*REQUIREMENTS*
Copy out every line in the entries below that includes "label".

*ITEMS*
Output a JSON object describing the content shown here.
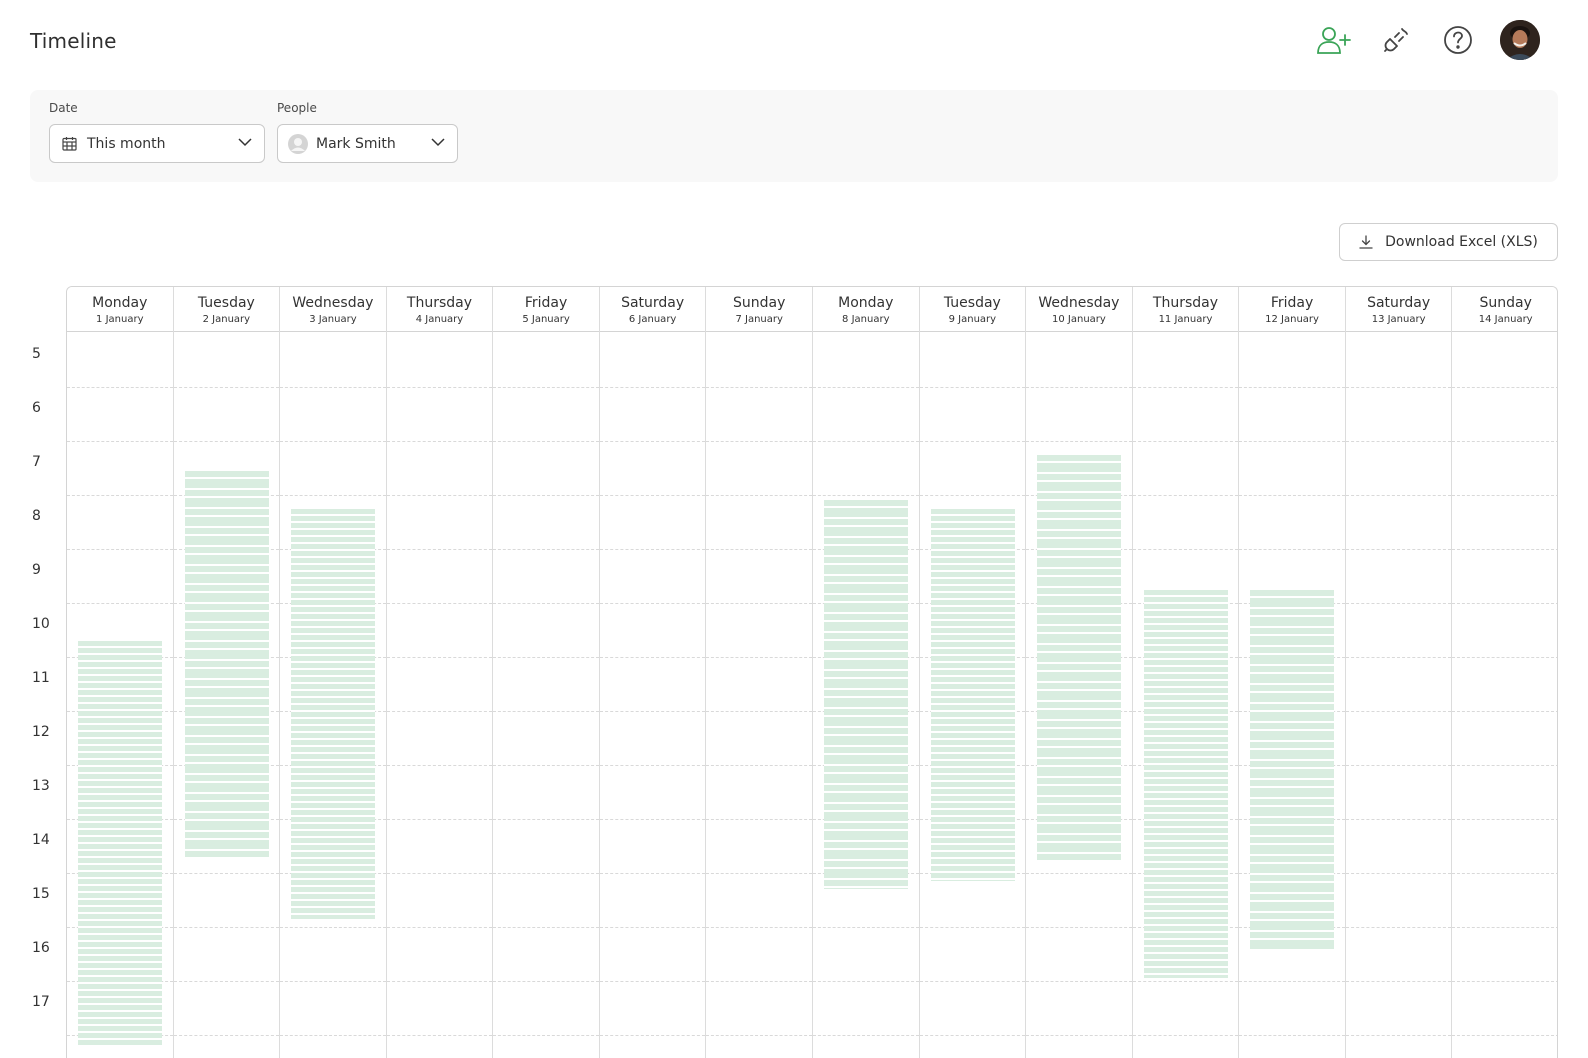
{
  "header": {
    "title": "Timeline",
    "actions": [
      {
        "icon": "add-user-icon",
        "color": "#3aa457"
      },
      {
        "icon": "plug-icon",
        "color": "#444444"
      },
      {
        "icon": "help-icon",
        "color": "#444444"
      }
    ],
    "avatar": "user-avatar"
  },
  "filters": {
    "date": {
      "label": "Date",
      "value": "This month",
      "icon": "calendar-icon"
    },
    "people": {
      "label": "People",
      "value": "Mark Smith",
      "icon": "person-icon"
    }
  },
  "download": {
    "label": "Download Excel (XLS)",
    "icon": "download-icon"
  },
  "timeline": {
    "accent": "#d9ede0",
    "hours": [
      "5",
      "6",
      "7",
      "8",
      "9",
      "10",
      "11",
      "12",
      "13",
      "14",
      "15",
      "16",
      "17"
    ],
    "days": [
      {
        "name": "Monday",
        "date": "1 January",
        "start": 10.2,
        "end": 17.7
      },
      {
        "name": "Tuesday",
        "date": "2 January",
        "start": 7.05,
        "end": 14.25
      },
      {
        "name": "Wednesday",
        "date": "3 January",
        "start": 7.75,
        "end": 15.35
      },
      {
        "name": "Thursday",
        "date": "4 January"
      },
      {
        "name": "Friday",
        "date": "5 January"
      },
      {
        "name": "Saturday",
        "date": "6 January"
      },
      {
        "name": "Sunday",
        "date": "7 January"
      },
      {
        "name": "Monday",
        "date": "8 January",
        "start": 7.6,
        "end": 14.8
      },
      {
        "name": "Tuesday",
        "date": "9 January",
        "start": 7.75,
        "end": 14.65
      },
      {
        "name": "Wednesday",
        "date": "10 January",
        "start": 6.75,
        "end": 14.25
      },
      {
        "name": "Thursday",
        "date": "11 January",
        "start": 9.25,
        "end": 16.45
      },
      {
        "name": "Friday",
        "date": "12 January",
        "start": 9.25,
        "end": 15.95
      },
      {
        "name": "Saturday",
        "date": "13 January"
      },
      {
        "name": "Sunday",
        "date": "14 January"
      }
    ]
  }
}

*FINISHED TASK*
      "label": "Date",
      "label": "People",
    "label": "Download Excel (XLS)",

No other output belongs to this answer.